### EXTRACTED INFORMATION
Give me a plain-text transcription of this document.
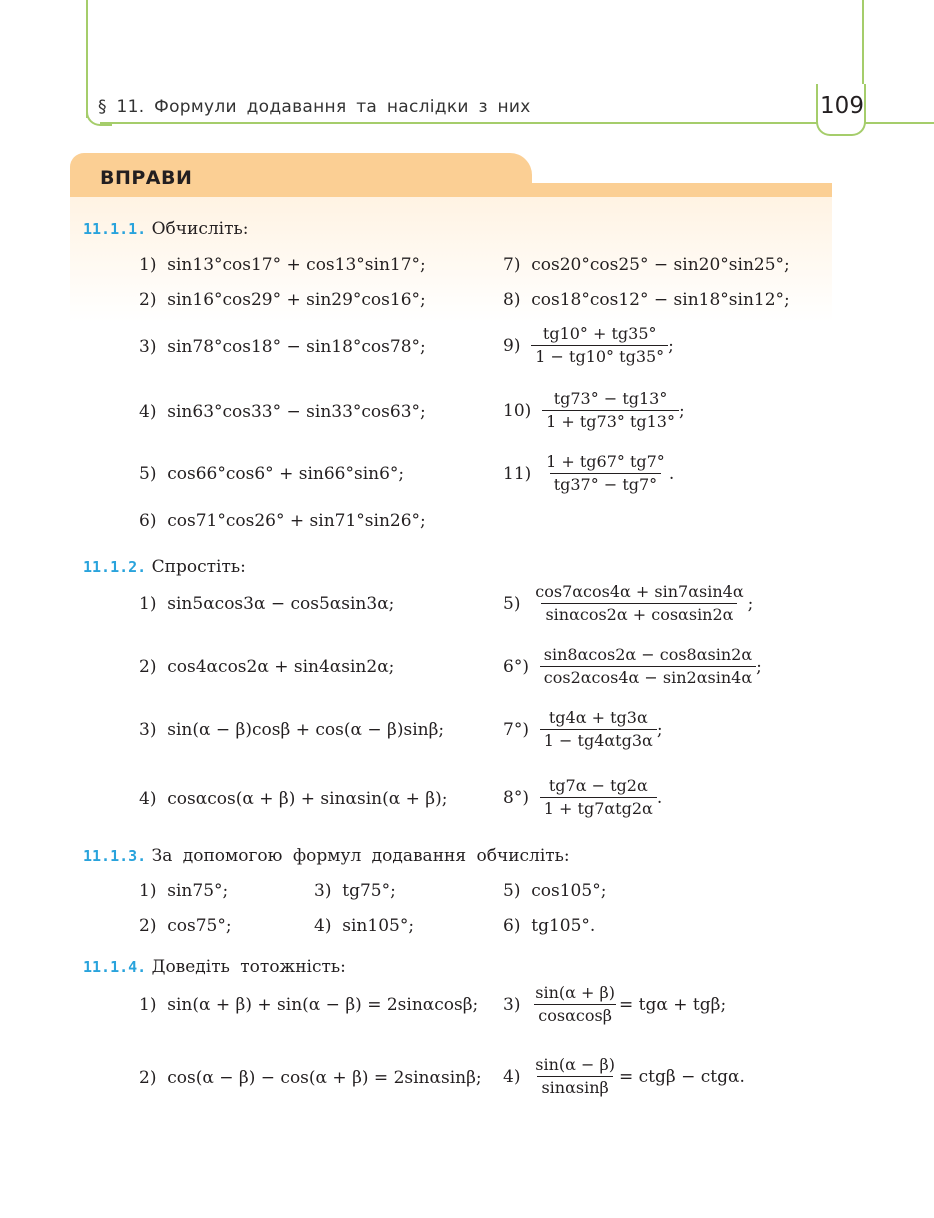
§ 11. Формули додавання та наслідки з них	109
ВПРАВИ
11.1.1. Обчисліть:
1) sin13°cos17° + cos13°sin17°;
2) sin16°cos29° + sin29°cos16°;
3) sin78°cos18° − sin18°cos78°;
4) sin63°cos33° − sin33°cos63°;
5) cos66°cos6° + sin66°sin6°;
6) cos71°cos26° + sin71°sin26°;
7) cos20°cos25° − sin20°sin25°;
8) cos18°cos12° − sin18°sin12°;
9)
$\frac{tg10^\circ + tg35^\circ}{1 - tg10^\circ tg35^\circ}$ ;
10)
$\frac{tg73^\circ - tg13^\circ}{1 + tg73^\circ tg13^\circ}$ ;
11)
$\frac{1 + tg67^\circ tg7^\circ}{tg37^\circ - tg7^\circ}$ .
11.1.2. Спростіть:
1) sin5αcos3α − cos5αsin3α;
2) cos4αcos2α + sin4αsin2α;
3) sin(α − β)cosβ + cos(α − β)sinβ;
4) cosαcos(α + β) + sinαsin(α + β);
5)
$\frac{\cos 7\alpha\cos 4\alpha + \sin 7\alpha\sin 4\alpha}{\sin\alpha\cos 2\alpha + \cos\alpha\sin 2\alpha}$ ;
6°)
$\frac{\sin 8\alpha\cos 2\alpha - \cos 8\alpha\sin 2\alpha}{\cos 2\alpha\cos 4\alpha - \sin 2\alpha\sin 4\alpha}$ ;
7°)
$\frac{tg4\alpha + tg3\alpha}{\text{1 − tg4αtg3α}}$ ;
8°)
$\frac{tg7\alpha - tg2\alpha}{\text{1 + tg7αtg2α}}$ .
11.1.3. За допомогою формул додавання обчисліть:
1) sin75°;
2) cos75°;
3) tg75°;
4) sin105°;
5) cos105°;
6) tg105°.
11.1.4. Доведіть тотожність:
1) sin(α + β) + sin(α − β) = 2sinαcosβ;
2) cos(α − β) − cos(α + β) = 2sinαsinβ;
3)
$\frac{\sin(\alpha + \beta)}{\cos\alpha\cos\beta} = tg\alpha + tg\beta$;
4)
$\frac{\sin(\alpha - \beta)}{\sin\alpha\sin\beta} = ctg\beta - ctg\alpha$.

### AIM
Write every record out again exactly; no pictures belong in the copy.

### THE SOLUTION
Give me a plain-text transcription of this document.
§ 11. Формули додавання та наслідки з них	109
ВПРАВИ
11.1.1. Обчисліть:
1) sin13°cos17° + cos13°sin17°;
2) sin16°cos29° + sin29°cos16°;
3) sin78°cos18° − sin18°cos78°;
4) sin63°cos33° − sin33°cos63°;
5) cos66°cos6° + sin66°sin6°;
6) cos71°cos26° + sin71°sin26°;
7) cos20°cos25° − sin20°sin25°;
8) cos18°cos12° − sin18°sin12°;
9)
$\frac{tg10^\circ + tg35^\circ}{1 - tg10^\circ tg35^\circ}$ ;
10)
$\frac{tg73^\circ - tg13^\circ}{1 + tg73^\circ tg13^\circ}$ ;
11)
$\frac{1 + tg67^\circ tg7^\circ}{tg37^\circ - tg7^\circ}$ .
11.1.2. Спростіть:
1) sin5αcos3α − cos5αsin3α;
2) cos4αcos2α + sin4αsin2α;
3) sin(α − β)cosβ + cos(α − β)sinβ;
4) cosαcos(α + β) + sinαsin(α + β);
5)
$\frac{\cos 7\alpha\cos 4\alpha + \sin 7\alpha\sin 4\alpha}{\sin\alpha\cos 2\alpha + \cos\alpha\sin 2\alpha}$ ;
6°)
$\frac{\sin 8\alpha\cos 2\alpha - \cos 8\alpha\sin 2\alpha}{\cos 2\alpha\cos 4\alpha - \sin 2\alpha\sin 4\alpha}$ ;
7°)
$\frac{tg4\alpha + tg3\alpha}{\text{1 − tg4αtg3α}}$ ;
8°)
$\frac{tg7\alpha - tg2\alpha}{\text{1 + tg7αtg2α}}$ .
11.1.3. За допомогою формул додавання обчисліть:
1) sin75°;
2) cos75°;
3) tg75°;
4) sin105°;
5) cos105°;
6) tg105°.
11.1.4. Доведіть тотожність:
1) sin(α + β) + sin(α − β) = 2sinαcosβ;
2) cos(α − β) − cos(α + β) = 2sinαsinβ;
3)
$\frac{\sin(\alpha + \beta)}{\cos\alpha\cos\beta} = tg\alpha + tg\beta$;
4)
$\frac{\sin(\alpha - \beta)}{\sin\alpha\sin\beta} = ctg\beta - ctg\alpha$.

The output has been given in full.